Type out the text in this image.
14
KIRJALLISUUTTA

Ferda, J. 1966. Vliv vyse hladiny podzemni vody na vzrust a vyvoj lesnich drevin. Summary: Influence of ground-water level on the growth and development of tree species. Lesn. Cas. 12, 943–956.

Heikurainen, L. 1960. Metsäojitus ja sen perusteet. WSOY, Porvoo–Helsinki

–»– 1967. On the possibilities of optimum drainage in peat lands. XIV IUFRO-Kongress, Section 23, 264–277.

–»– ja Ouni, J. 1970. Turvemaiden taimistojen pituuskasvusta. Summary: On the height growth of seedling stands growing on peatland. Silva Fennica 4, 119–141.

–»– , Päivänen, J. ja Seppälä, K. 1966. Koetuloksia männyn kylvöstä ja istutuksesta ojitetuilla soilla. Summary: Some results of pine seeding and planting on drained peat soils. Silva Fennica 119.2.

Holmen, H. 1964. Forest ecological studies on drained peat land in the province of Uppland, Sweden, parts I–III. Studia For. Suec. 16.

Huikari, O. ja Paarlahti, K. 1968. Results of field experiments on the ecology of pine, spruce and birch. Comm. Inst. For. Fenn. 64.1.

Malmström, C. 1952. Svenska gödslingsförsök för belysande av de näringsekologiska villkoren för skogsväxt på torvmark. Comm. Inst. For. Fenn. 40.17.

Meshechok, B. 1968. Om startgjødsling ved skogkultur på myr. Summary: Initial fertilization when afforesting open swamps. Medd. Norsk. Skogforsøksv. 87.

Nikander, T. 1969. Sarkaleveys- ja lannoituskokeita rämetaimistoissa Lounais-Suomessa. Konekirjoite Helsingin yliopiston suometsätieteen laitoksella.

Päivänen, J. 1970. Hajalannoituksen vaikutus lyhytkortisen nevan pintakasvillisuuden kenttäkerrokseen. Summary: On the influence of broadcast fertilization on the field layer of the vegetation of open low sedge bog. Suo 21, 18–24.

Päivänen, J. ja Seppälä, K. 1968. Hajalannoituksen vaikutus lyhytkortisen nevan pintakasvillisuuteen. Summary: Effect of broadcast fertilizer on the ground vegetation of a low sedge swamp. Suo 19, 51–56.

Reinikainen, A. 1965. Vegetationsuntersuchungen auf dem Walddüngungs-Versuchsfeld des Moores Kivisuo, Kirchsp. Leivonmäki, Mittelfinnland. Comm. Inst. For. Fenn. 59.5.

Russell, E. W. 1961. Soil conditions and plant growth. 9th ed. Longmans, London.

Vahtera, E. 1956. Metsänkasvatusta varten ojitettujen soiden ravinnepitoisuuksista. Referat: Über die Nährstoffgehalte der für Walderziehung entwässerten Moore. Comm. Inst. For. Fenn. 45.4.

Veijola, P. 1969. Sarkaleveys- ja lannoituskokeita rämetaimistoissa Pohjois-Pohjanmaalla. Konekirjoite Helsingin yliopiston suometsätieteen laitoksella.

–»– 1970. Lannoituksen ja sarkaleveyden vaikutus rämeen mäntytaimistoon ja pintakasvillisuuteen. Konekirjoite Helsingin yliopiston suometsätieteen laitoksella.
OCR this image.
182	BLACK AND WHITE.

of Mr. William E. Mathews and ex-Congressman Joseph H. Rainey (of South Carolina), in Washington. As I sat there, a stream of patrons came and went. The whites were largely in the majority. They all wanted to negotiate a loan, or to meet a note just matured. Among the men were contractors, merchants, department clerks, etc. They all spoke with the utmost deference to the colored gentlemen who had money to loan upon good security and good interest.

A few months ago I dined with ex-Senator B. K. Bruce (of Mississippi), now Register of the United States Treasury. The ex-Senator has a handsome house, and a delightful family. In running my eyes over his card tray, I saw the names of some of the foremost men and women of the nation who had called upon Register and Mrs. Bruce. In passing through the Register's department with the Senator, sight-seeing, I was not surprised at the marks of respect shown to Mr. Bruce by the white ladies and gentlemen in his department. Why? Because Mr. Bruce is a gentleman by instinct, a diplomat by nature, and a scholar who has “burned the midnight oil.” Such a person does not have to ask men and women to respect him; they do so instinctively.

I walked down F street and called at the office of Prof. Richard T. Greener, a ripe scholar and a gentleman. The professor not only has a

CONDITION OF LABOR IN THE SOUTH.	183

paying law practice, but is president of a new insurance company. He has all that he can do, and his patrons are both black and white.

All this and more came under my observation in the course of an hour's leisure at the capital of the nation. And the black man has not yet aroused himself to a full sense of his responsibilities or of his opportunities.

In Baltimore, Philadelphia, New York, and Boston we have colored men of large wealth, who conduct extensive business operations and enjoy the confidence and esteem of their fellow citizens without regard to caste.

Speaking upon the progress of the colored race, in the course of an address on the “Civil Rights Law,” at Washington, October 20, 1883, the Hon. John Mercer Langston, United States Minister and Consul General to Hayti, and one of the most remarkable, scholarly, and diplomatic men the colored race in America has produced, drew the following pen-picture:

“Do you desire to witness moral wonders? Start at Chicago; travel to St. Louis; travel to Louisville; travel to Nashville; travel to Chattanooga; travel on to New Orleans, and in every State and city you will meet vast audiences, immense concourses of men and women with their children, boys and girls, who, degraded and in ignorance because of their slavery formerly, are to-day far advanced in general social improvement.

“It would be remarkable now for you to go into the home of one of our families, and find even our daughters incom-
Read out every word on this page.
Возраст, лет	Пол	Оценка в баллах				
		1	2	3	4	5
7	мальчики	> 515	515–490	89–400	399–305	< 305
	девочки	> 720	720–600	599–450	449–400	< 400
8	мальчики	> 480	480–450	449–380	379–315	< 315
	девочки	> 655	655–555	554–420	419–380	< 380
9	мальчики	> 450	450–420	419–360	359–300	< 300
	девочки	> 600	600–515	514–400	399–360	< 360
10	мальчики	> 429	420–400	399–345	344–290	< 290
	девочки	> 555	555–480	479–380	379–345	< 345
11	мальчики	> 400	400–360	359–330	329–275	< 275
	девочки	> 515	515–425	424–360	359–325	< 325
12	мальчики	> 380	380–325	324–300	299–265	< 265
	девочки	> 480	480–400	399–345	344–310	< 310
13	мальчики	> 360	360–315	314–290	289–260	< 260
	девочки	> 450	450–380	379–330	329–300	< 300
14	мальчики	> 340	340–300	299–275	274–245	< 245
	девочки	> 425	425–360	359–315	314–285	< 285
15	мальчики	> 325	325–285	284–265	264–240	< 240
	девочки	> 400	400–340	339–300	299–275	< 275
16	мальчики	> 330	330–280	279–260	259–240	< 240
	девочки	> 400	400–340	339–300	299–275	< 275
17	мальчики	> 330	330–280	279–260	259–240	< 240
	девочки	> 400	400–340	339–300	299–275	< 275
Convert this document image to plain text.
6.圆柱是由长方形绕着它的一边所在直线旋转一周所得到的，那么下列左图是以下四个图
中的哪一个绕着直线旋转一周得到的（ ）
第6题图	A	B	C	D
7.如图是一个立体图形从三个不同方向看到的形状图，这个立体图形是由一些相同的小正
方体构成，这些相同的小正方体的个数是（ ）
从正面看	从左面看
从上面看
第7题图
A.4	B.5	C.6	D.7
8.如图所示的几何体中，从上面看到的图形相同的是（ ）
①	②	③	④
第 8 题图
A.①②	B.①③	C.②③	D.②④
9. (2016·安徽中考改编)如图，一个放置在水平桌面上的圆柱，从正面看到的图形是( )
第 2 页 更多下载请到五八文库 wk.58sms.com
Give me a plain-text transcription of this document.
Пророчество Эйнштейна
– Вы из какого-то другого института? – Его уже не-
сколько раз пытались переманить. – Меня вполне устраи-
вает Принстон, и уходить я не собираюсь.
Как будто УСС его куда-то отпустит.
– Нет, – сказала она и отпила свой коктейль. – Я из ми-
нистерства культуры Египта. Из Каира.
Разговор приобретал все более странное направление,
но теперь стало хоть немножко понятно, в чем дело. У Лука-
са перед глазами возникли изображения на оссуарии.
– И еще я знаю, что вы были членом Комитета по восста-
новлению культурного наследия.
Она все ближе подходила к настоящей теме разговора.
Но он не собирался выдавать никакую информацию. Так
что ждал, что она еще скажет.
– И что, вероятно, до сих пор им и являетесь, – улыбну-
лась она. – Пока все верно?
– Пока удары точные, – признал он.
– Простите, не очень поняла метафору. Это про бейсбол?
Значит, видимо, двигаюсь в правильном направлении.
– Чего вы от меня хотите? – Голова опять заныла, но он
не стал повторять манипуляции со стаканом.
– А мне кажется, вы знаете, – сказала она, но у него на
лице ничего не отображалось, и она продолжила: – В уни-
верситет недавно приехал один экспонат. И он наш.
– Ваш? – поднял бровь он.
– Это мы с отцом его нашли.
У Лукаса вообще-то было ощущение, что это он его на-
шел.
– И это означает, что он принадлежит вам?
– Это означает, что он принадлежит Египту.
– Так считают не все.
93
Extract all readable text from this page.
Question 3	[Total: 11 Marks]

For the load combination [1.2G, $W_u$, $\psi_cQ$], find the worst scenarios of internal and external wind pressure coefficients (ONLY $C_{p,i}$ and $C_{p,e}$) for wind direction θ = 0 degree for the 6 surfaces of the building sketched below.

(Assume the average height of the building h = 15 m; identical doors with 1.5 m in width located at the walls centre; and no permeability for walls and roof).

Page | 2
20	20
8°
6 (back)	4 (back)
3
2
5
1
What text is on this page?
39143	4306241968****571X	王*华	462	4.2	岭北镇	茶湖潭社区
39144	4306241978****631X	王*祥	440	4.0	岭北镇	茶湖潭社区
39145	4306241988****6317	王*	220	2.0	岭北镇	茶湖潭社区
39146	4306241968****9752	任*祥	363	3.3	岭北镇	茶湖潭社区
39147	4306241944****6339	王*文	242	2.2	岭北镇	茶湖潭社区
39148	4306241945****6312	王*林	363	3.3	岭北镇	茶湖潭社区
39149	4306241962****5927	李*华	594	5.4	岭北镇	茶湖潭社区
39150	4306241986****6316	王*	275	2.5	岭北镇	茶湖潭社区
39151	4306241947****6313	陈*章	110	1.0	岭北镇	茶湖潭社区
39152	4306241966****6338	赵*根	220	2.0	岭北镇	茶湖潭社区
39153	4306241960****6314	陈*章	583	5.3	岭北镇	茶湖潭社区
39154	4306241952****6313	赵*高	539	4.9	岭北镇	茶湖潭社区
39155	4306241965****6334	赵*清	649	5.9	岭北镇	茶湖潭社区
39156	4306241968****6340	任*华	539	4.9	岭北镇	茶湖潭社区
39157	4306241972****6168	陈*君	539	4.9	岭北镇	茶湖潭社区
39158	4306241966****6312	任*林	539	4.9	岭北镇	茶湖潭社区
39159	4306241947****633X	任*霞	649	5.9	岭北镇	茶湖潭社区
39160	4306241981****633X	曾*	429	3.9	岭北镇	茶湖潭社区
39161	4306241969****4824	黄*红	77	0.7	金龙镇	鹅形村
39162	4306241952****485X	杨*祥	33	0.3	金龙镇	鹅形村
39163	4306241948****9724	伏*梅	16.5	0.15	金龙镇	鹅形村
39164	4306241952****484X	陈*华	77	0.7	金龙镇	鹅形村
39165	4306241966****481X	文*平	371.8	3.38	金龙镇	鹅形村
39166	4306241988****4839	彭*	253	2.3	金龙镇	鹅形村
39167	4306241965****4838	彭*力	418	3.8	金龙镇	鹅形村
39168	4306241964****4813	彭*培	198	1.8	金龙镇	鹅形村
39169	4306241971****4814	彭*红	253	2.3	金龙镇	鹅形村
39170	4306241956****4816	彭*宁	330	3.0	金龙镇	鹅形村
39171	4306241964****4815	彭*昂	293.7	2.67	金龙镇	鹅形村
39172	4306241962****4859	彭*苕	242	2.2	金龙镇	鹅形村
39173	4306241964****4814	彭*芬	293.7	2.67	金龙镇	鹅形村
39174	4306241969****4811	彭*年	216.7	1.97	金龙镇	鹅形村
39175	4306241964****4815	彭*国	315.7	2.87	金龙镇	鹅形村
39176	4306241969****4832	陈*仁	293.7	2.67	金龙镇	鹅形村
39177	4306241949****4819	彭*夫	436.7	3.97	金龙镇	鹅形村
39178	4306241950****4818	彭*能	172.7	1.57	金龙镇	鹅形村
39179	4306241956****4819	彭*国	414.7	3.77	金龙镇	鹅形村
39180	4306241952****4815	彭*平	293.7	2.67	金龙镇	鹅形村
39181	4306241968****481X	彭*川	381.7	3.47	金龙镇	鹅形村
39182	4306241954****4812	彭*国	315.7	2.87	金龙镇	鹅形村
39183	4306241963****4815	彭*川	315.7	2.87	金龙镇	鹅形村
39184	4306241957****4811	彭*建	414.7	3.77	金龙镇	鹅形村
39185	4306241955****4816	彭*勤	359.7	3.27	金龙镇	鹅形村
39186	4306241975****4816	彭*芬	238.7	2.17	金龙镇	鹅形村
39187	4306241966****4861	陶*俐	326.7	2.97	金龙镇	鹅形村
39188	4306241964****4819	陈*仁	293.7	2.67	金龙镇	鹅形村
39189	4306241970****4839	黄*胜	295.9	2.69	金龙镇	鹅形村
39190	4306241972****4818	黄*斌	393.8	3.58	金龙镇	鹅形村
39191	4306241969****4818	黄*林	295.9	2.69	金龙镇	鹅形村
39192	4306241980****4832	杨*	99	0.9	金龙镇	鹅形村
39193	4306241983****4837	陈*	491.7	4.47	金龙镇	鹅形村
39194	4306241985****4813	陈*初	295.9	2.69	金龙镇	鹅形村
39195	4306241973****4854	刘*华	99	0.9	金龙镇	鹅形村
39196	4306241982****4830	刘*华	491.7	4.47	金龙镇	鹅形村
* * * * * * *
> **WRITTEN PROBLEM**
Which lines contain "came"? Show each of them.

> **RESULT**
of Mr. William E. Mathews and ex-Congressman Joseph H. Rainey (of South Carolina), in Washington. As I sat there, a stream of patrons came and went. The whites were largely in the majority. They all wanted to negotiate a loan, or to meet a note just matured. Among the men were contractors, merchants, department clerks, etc. They all spoke with the utmost deference to the colored gentlemen who had money to loan upon good security and good interest.
All this and more came under my observation in the course of an hour's leisure at the capital of the nation. And the black man has not yet aroused himself to a full sense of his responsibilities or of his opportunities.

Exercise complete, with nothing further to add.